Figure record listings
'''

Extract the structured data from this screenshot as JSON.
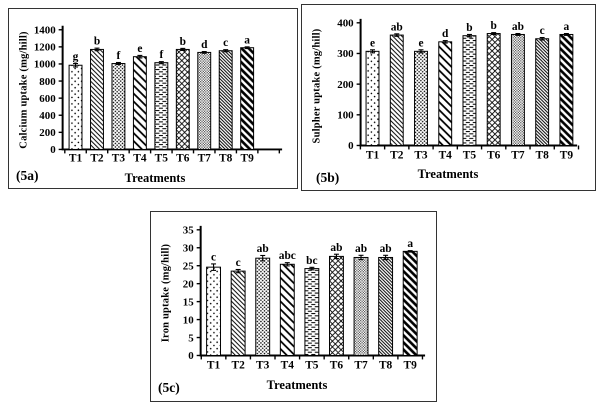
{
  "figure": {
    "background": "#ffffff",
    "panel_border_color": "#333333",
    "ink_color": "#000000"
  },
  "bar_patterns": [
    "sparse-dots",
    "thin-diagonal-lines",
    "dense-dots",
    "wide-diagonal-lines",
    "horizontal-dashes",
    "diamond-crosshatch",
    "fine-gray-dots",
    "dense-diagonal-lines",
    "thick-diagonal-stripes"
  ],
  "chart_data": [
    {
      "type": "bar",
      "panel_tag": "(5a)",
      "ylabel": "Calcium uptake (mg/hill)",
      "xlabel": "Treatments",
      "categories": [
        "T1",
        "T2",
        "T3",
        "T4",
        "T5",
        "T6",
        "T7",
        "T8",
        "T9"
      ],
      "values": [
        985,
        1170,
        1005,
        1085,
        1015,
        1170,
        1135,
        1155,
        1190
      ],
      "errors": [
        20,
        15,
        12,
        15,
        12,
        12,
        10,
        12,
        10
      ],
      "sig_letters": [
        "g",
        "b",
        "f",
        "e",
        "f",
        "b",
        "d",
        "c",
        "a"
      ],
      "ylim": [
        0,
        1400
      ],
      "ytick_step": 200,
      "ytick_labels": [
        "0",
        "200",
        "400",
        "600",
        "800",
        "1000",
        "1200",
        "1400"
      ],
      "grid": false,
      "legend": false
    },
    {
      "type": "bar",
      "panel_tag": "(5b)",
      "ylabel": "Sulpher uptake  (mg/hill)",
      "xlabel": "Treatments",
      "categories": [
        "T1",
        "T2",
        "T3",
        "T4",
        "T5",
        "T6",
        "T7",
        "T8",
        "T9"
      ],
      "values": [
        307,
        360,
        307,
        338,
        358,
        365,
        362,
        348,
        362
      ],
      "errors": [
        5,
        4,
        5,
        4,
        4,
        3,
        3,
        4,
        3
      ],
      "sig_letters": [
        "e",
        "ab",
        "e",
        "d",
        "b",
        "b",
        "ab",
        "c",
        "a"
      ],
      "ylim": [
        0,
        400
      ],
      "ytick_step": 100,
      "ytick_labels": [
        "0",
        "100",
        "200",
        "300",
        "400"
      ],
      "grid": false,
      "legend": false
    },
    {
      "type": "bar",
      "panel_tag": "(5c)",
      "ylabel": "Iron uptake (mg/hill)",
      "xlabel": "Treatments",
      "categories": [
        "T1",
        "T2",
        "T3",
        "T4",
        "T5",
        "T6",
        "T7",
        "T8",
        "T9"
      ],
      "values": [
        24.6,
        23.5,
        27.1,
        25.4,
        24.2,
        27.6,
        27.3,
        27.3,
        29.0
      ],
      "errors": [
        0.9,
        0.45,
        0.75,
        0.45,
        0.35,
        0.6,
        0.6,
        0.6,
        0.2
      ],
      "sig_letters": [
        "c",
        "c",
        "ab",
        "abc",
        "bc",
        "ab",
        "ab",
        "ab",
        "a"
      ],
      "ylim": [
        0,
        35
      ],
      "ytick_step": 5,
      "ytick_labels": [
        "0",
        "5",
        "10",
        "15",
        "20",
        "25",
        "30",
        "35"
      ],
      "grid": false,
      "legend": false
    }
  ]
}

'''
'''

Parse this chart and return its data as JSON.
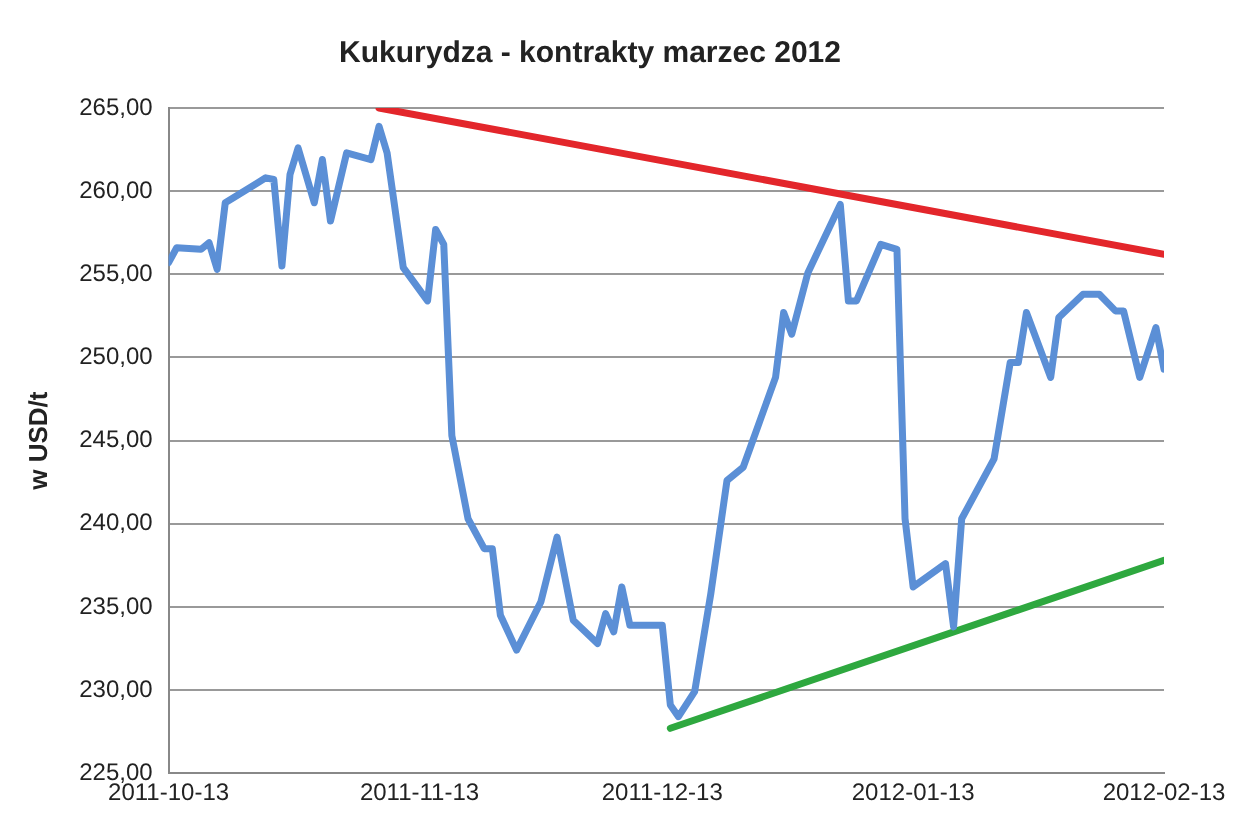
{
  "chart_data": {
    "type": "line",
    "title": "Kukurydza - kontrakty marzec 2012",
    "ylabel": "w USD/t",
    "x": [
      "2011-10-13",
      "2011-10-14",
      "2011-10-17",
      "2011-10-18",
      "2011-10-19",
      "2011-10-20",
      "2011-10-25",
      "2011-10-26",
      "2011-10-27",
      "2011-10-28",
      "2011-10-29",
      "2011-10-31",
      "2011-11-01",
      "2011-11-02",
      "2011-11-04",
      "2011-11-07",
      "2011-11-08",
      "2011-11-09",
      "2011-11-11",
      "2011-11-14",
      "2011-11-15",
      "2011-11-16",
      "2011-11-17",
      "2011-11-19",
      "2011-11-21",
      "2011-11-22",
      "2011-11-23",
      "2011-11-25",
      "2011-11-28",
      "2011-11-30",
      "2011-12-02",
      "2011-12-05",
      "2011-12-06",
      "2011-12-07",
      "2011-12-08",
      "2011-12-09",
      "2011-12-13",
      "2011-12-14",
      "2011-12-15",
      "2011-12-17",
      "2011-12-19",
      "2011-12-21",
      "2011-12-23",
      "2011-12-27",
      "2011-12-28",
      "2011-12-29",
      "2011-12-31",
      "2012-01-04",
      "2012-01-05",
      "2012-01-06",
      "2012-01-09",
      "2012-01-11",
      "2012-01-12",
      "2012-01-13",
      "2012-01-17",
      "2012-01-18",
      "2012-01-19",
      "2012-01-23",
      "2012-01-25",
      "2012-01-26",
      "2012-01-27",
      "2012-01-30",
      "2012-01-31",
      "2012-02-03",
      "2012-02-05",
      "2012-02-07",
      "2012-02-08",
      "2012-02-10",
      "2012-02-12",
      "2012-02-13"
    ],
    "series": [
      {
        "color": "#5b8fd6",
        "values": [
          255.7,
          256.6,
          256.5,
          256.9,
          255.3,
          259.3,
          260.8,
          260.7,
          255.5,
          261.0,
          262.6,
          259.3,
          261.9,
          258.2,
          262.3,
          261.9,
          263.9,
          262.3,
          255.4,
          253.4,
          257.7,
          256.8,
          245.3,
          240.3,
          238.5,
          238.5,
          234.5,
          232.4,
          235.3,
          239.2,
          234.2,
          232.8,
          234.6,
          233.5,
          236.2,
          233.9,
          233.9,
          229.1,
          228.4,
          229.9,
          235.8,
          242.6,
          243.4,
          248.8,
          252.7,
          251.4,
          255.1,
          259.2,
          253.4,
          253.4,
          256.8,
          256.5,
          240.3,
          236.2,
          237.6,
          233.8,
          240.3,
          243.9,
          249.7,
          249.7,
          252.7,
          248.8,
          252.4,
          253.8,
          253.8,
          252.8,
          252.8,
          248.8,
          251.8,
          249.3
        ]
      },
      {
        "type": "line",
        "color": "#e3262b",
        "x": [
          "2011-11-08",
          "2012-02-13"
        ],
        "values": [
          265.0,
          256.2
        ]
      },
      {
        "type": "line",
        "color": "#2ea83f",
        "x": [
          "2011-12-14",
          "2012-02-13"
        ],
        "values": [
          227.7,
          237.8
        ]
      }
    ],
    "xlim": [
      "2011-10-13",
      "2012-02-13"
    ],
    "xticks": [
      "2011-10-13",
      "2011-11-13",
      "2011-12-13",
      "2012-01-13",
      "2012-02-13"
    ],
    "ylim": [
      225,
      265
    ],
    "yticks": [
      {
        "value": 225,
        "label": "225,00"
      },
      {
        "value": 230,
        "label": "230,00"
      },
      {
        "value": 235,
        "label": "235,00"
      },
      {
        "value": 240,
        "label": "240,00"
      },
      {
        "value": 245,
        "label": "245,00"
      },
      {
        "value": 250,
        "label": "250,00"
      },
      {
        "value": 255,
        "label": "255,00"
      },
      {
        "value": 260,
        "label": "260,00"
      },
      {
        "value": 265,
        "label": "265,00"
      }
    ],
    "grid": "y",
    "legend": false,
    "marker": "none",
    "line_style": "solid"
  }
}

'''

PROBLEM DESCRIPTION — Count the lines of the material that include the word "dots", then state only the total.

SOLUTION TO THE EXERCISE — 3